Study questions:
a: Which specific four-digit years does the passage about Rick Fox and Partanna mention? List each one once.
b: Answer these questions using the passage about Rick Fox and Partanna, one answer per line:
(i) How many years did Fox play in the NBA?
(ii) What damaged Sam Marshall's Southern California home, and in what year?
(iii) According to the CICERO Center for International Climate Research, what share of all emissions came from making cement in 2021?
c: What comes next in the passage about Rick Fox and Partanna? Write the next part, picking up right after its final sentence.

Excerpted passage:

§

If Rick Fox wanted to kick back and enjoy the rest of his life at the beach in the Bahamas — where he spent his formative years — well, could you blame him?

After all, he was a University of North Carolina basketball star and then played 13 years in the NBA with the league’s two most storied franchises, the Boston Celtics and then the Shaquille O’Neal-Kobe Bryant Los Angeles Lakers that won three consecutive championships from 2000-2002. He also has had a long career as a movie and TV actor, and he also did a turn as a Dancing With The Stars contestant. Then Fox became an entrepreneur in the video game world.

Fox is clearly the opposite of the sit-on-the-beach type. So, for his next act, he decided that he wanted to make a positive difference in the lives of Bahamians.

To do so, he pivoted from entrepreneurship to eco-preneurship by becoming co-founder and CEO of Partanna, a company that developed building materials, also called Partanna, that remove CO2 from the atmosphere.

How will Partanna help the people of the Bahamas? GSB spoke with Fox to find out.


If you’ve heard of Rick Fox, you likely know of him as a key role player with the 2000, 2001 and 2002 NBA Champion Los Angeles Lakers. Or you may know him as an actor in flims like Spike Lee’s He Got Game (1998), and in the mid-2000s hit TV series One Tree Hill

Now, Fox is taking on what will arguably be his most important role, that of eco-preneur…as co-founder of Partanna, which is pioneering a building material that “breathes in carbon” from the atmosphere.

Rick Fox (Photo credit: Partanna)

 


 

This technology, if scalable and successful, can be a true #ClimateComeback game changer. Consider that, according to the CICERO Center for International Climate Research in Norway, global emissions from making cement for buildings, roads and other infrastructure hit nearly 2.9 billion tons of carbon dioxide in 2021, which is more than seven percent of all emissions.  

To understand how and why Fox got into the carbon emissions mitigation game, you need to understand two things about him: He is an entrepreneur at heart and he has seen the disastrous effects of climate change-exacerbated extreme weather on the Bahamas, where he grew up.

“I turned to entrepreneurship as a creative, positive outlet off the court and off the set,” Fox told GreenSportsBlog. “First, I went the gaming and e-sports route, launching an e-sports company and then in 2021, I started HiDef as a development company, with one key goal being to inspire young people to learn to code and run their own game studio one day.”

His move to eco-preneurship was a result of first-hand experience with 2019’s Hurricane Dorian.

“Growing up in the Bahamas, tropical storms and hurricanes were a constant for me,” recalled Fox. “Over many years, the storms grew stronger and then, Hurricane Dorian destroyed everything in its wake on Grand Bahama Island, including my own home. That really brought the immediacy and scale of climate change home to me for the first time at age 51. I felt like the survival of my country was at stake and I needed to serve it. So, I looked for ways to do so.”

Sam Marshall, an architect with a passion for green building, experienced a different type of climate impact — his Southern California home was seriously damaged in 2018’s Malibu Wolsey Fire. After he and Fox met during the Pandemic, the duo began to brainstorm ways they could make a difference on climate change. Marshall and a team of materials scientists worked for two years to develop Partanna, a building material that removes carbon dioxide from the atmosphere. Their startup bears the same name.

Wait a second.

A building material that removes CO2 from the atmosphere? How does that work, exactly?

§

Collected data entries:

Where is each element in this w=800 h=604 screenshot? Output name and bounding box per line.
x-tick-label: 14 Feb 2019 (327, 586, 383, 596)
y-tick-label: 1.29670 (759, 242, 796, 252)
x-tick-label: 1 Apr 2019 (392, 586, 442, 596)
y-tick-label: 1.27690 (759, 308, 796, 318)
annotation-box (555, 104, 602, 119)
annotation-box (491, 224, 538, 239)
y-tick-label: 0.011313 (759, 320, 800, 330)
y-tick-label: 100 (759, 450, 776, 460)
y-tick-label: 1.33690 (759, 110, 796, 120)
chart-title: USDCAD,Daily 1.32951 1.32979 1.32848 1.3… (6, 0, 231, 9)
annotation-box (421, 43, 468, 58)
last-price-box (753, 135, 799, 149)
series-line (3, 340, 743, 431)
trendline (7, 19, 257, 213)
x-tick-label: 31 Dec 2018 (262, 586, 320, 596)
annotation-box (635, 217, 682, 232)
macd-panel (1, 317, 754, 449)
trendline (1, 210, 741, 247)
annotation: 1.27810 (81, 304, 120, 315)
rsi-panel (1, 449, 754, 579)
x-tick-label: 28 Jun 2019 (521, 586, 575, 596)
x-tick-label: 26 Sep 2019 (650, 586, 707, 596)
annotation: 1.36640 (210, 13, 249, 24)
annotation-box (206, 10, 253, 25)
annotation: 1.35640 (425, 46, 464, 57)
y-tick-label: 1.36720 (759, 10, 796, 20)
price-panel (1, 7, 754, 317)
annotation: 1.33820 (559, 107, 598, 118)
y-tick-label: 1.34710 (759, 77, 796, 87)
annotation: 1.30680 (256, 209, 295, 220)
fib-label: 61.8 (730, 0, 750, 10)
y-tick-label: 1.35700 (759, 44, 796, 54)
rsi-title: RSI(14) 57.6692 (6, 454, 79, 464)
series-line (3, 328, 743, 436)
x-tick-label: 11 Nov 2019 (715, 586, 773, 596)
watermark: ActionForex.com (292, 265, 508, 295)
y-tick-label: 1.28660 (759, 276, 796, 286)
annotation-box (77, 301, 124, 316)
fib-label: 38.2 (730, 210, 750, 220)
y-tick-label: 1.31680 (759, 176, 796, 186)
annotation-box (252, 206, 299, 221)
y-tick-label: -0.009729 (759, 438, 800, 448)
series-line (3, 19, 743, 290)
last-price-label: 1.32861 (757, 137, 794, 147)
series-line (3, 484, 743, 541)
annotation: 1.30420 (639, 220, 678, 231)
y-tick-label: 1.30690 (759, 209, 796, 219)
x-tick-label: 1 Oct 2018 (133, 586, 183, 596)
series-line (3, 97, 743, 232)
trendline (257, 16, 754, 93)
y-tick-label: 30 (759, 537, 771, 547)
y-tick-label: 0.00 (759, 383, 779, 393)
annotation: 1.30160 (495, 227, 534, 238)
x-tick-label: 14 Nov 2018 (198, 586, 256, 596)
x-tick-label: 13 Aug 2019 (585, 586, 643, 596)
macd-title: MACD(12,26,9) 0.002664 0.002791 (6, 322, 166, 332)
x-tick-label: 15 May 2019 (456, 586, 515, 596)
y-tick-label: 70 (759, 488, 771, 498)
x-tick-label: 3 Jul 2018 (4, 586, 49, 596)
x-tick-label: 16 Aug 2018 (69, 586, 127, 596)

§

Answer set:
a: 1998, 2000, 2001, 2002, 2018, 2019, 2021

b:
(i) 13 years
(ii) The Malibu Wolsey Fire, in 2018
(iii) More than seven percent

c:
“We’ve developed a material that inhales carbon,” Fox enthused. “Partanna is made from sea brine — which is abundantly available all over the world — and recycled steel. The brine absorbs CO2 and gets stronger as it is exposed to saltwater; that makes our homes better able to withstand hurricane force winds that would destroy traditional homes. And since it is processed at room temperature, Partanna nearly eliminates all CO₂ emissions and it avoids the types of particulate emissions that lead to millions of deaths annually. Finally, the carbon avoidance and removal credits generated from each home will be traded and used to fund various social programs, including promoting home ownership among low-income families.” 

According to the company’s website, a 1,250 square foot Partanna home will contribute a ‘negligible amount’ of CO2 during manufacturing, while removing 22.5 tons of CO2 from the atmosphere after production, making it ‘fully carbon negative within the product’s lifecycle.’ A standard cement home of the same size typically generates 70.2 tons of CO2 during production.

Fox is thrilled that the company’s potential breakthrough technology is being put to its first test in the Bahamas, through a partnership with that country’s government that was announced by Prime Minister Charles Davis at COP27 in Egypt in November.

“Bahamians, from Prime Minister Davis to the average citizen, understand that they’re running out of time,” asserted Fox. “So, thanks to our partnership with the government, we’re going to start right away.”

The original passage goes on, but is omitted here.